- _WORK REQUIRED_:
Look for "Tribunal" in the listing below. Gather each line that contains it.

+++ SOURCE MATERIAL

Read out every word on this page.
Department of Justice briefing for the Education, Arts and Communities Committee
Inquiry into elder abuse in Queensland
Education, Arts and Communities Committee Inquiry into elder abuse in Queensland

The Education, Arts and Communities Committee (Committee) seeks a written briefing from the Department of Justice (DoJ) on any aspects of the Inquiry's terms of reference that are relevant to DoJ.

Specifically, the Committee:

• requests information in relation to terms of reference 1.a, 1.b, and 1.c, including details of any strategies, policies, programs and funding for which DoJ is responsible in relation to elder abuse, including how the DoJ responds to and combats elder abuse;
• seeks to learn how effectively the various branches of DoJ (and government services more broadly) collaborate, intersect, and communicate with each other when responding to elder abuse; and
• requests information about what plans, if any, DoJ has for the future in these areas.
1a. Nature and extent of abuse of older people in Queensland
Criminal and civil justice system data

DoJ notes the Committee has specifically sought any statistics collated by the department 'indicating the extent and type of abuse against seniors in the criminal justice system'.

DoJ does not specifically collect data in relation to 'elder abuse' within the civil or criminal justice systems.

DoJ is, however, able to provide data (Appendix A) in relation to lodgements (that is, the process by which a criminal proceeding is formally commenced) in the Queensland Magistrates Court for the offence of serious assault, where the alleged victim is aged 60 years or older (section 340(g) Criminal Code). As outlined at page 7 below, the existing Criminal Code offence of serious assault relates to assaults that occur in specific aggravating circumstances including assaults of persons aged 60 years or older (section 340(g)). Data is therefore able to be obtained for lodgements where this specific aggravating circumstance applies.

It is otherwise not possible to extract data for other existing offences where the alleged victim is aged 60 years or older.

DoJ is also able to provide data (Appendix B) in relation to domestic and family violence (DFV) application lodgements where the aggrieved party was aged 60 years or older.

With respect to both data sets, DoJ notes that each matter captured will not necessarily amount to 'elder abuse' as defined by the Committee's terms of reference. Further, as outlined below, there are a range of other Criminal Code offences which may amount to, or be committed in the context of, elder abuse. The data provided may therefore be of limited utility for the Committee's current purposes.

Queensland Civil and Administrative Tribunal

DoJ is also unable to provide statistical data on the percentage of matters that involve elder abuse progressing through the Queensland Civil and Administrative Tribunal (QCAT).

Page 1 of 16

++++++

- _SOLUTION TO THE EXERCISE_:
Queensland Civil and Administrative Tribunal
DoJ is also unable to provide statistical data on the percentage of matters that involve elder abuse progressing through the Queensland Civil and Administrative Tribunal (QCAT).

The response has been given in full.